[Extracted data entries]
###
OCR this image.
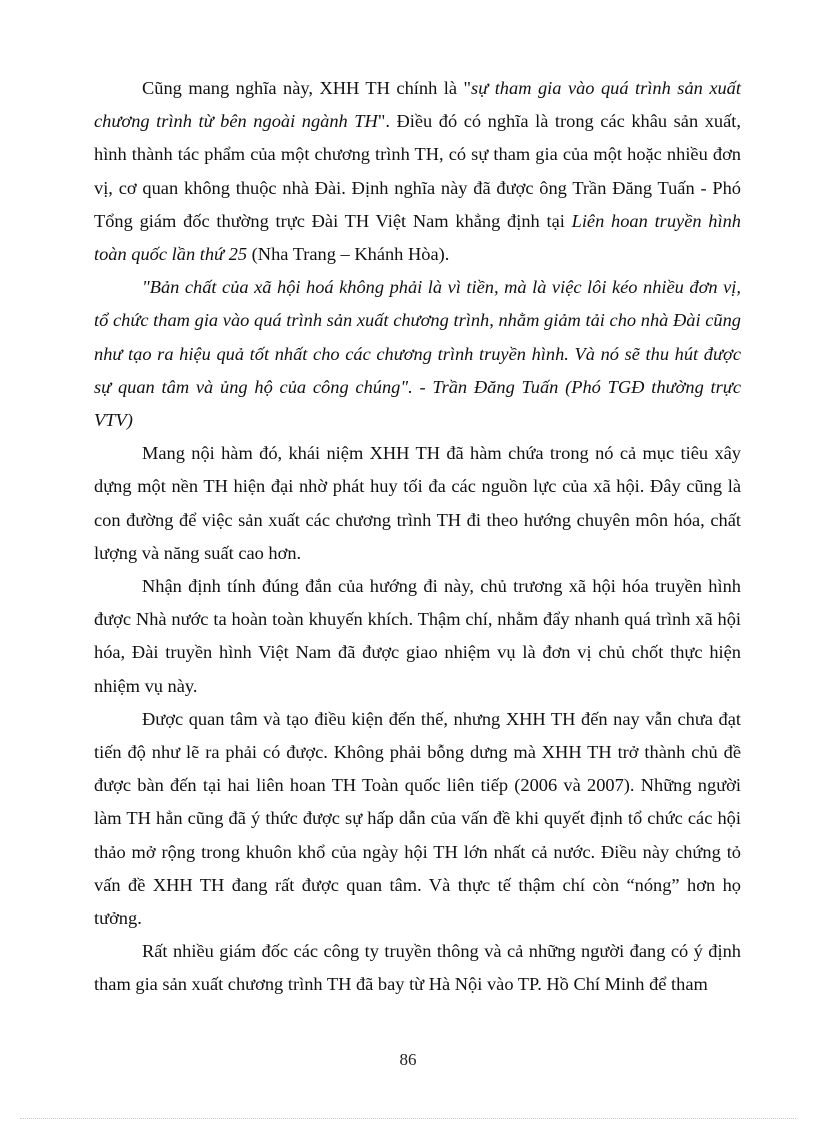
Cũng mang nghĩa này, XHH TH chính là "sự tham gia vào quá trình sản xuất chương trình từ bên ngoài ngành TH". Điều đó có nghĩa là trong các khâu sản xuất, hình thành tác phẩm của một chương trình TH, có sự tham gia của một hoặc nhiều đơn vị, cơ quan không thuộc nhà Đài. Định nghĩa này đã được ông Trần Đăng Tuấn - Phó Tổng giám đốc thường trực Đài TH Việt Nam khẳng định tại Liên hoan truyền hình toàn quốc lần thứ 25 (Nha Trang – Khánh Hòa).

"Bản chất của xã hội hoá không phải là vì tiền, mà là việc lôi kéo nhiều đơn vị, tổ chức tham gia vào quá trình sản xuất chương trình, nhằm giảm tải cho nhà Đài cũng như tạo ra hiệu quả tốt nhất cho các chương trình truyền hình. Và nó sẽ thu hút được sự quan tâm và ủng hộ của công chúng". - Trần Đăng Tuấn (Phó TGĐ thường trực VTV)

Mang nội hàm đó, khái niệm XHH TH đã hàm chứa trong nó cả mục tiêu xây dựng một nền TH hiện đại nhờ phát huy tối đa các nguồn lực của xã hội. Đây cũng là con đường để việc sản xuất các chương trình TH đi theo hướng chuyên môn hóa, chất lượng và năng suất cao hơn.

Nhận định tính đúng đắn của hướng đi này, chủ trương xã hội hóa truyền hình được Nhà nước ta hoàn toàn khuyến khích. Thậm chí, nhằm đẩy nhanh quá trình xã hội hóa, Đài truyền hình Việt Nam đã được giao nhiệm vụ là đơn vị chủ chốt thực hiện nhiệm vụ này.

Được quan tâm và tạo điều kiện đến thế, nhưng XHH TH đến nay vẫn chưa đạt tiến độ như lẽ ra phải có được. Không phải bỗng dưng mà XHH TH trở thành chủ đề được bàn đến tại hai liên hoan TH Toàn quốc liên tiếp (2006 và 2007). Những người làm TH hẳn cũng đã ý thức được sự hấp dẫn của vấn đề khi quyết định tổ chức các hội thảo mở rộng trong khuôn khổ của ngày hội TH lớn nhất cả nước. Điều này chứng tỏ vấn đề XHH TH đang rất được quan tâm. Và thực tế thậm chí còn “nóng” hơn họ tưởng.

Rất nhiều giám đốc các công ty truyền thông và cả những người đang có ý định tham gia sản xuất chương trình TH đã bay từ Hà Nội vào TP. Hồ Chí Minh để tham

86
###
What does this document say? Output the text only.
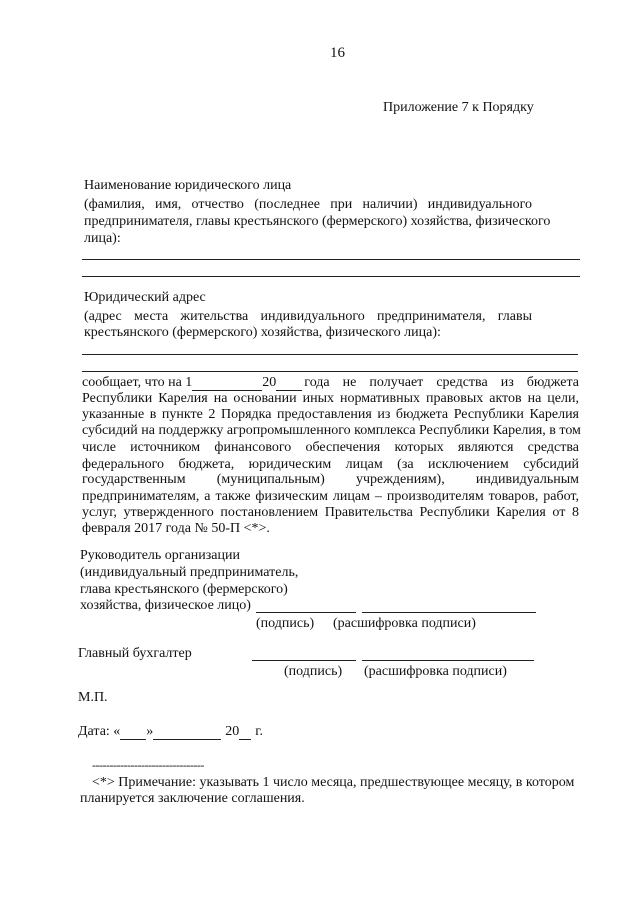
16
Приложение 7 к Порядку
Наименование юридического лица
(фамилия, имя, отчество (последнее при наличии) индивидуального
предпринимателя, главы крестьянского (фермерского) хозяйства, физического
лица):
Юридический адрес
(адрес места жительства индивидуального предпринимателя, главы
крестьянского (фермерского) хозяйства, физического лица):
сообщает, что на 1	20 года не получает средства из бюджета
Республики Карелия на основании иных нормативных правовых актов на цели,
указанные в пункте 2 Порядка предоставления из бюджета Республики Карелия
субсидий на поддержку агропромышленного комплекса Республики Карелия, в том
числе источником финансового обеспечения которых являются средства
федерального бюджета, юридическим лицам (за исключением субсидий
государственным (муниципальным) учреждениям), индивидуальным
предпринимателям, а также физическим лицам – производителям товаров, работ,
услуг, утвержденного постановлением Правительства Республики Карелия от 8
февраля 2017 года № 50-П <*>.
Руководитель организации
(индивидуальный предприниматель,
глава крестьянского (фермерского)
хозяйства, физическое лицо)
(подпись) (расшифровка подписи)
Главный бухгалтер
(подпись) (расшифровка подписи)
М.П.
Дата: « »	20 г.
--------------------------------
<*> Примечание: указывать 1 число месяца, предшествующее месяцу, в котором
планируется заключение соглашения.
###
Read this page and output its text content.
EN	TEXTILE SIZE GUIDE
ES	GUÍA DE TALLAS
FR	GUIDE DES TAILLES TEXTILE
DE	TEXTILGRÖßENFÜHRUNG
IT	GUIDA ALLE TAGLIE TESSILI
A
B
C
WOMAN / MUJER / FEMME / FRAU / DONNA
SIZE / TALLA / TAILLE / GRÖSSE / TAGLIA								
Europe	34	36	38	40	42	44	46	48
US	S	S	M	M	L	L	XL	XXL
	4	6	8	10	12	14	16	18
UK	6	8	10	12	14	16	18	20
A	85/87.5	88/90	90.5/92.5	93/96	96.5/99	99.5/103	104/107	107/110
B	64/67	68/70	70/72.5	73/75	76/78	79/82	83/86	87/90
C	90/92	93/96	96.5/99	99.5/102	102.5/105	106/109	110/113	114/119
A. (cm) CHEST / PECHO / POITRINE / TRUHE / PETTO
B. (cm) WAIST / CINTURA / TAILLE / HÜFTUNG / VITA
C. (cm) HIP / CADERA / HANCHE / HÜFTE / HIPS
###
- [Description of the task]
Pull out every line holding "физического" from the records above, and copy it.

- [Written reply]
предпринимателя, главы крестьянского (фермерского) хозяйства, физического
крестьянского (фермерского) хозяйства, физического лица):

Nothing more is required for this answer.